**The task**. From the records, pick out and copy each line containing "JSON".

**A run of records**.
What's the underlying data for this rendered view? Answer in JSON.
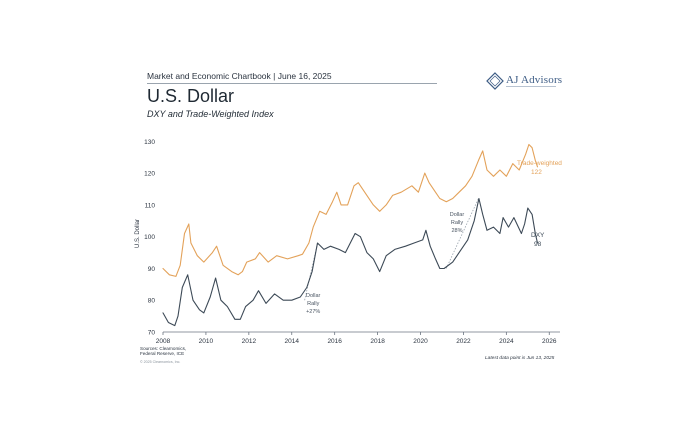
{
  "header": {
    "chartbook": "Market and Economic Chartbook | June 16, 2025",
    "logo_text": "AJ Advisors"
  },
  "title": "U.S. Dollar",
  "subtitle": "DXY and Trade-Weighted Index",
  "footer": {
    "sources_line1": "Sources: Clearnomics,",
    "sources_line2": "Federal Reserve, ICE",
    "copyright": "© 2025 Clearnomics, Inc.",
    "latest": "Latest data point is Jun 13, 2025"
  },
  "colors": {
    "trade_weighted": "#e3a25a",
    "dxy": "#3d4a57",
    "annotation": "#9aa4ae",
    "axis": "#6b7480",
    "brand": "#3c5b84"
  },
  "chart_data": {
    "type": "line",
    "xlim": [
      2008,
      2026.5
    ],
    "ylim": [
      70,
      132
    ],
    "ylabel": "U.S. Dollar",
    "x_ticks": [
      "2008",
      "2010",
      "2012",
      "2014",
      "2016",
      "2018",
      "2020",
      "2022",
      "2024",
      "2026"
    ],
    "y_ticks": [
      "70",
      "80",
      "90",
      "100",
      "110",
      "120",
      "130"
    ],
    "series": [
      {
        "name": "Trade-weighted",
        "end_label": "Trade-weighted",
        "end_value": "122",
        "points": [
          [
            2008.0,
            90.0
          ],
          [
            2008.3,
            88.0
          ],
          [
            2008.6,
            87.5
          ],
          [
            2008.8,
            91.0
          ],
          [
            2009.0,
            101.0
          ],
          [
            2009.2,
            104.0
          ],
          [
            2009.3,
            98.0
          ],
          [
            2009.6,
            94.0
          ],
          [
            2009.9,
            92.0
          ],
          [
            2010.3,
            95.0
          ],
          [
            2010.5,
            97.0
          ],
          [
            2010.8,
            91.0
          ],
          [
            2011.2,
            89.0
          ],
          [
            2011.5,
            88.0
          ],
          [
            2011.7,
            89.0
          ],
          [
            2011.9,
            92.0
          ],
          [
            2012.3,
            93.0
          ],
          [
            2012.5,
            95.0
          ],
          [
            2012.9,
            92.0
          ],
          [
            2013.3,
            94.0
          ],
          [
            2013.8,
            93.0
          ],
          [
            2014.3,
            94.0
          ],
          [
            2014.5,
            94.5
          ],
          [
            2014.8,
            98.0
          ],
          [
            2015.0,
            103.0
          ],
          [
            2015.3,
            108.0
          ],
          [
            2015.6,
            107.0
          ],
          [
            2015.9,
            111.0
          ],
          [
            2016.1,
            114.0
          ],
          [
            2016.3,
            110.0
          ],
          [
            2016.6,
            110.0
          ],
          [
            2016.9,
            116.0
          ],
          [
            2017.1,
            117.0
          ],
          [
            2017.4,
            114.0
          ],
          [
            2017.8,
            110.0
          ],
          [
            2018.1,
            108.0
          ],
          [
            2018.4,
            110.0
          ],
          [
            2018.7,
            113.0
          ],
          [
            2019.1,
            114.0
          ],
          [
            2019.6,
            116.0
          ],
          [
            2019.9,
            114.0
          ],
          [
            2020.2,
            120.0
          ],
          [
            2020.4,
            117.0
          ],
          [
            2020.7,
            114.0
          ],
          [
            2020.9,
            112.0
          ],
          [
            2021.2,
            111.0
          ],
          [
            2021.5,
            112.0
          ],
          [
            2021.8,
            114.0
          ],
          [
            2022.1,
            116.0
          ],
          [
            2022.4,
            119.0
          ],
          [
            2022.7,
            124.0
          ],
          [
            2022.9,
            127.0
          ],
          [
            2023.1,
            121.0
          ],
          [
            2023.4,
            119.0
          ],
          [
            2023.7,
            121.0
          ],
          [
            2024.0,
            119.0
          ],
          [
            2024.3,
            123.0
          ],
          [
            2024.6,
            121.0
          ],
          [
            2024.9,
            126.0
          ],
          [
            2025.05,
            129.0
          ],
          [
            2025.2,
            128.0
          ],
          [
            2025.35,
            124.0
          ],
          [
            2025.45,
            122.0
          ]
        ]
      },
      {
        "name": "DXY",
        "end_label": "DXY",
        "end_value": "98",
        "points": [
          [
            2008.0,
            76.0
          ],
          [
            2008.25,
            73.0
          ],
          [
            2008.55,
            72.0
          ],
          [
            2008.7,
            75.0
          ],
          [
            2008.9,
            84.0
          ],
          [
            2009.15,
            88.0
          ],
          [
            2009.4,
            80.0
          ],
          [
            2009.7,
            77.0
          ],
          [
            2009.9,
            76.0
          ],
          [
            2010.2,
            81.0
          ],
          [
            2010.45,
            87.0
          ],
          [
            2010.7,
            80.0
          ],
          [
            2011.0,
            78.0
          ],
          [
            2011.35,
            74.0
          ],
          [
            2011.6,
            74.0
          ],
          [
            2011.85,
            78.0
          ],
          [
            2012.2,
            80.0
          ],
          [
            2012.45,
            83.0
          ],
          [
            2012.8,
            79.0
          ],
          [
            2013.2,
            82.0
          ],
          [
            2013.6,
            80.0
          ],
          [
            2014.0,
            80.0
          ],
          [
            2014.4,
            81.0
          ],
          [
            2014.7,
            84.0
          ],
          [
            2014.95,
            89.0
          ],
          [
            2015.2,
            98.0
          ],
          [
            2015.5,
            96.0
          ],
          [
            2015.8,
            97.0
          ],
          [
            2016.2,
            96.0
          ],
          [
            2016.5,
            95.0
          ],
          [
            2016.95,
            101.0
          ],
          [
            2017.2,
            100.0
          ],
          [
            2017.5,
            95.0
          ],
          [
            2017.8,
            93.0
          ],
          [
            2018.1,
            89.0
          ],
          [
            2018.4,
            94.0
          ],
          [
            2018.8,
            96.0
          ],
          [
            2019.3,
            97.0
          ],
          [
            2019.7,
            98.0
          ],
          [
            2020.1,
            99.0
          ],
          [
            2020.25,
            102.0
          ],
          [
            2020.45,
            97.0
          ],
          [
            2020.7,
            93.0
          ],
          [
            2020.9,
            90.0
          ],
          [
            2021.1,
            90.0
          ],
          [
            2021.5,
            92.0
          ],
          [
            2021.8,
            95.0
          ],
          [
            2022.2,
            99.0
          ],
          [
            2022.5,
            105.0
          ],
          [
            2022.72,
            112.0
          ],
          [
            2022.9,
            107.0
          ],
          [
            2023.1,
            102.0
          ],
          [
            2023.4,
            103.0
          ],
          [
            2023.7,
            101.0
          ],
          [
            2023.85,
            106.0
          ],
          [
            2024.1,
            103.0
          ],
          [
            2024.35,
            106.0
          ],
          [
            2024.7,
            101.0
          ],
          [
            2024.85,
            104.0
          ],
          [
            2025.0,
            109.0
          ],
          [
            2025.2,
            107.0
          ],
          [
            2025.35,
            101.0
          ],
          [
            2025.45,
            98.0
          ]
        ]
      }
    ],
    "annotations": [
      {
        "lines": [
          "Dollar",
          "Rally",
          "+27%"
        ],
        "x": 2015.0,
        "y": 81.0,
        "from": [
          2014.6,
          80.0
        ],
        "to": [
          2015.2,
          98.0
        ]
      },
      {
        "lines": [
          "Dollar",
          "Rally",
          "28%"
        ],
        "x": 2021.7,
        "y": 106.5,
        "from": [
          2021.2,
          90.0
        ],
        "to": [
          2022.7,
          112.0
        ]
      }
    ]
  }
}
...
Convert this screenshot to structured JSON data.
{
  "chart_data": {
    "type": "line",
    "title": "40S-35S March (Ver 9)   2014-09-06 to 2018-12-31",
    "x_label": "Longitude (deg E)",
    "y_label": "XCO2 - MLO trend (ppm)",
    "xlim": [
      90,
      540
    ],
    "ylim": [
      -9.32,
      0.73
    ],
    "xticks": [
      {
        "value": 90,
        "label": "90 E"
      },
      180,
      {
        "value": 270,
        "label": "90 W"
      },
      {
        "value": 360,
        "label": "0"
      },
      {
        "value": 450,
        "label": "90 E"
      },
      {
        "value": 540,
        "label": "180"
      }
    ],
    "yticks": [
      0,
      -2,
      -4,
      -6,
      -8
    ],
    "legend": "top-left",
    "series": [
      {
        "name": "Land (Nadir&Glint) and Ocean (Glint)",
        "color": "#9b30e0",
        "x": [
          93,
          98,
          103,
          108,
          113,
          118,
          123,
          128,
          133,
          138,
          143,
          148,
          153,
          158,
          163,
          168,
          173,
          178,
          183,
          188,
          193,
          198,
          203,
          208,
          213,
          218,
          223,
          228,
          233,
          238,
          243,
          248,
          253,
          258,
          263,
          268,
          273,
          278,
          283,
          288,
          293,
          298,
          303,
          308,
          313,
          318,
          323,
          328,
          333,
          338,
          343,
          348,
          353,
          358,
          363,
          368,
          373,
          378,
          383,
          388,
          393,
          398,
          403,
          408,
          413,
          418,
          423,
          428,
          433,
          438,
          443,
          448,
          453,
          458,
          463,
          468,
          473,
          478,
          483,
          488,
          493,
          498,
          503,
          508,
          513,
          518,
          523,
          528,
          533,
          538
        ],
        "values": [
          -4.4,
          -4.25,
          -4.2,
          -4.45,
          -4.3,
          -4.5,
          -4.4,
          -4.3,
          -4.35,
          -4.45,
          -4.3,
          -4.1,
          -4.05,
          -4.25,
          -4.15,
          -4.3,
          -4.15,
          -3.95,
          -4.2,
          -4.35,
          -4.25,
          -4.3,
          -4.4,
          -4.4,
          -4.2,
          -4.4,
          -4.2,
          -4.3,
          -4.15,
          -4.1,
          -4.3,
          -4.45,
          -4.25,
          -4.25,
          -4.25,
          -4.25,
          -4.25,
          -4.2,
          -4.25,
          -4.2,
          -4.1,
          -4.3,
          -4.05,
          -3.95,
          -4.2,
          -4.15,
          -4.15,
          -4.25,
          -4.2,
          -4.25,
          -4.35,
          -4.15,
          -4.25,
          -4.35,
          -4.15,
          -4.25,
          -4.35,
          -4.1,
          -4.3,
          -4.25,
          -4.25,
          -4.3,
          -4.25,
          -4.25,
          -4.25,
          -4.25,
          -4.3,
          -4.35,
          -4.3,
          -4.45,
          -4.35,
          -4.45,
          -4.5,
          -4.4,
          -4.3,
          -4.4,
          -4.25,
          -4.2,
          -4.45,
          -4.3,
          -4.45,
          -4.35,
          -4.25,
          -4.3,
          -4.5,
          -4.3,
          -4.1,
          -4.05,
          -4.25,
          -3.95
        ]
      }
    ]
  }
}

**Answer to the task**.
What's the underlying data for this rendered view? Answer in JSON.
Convert this screenshot to structured JSON data.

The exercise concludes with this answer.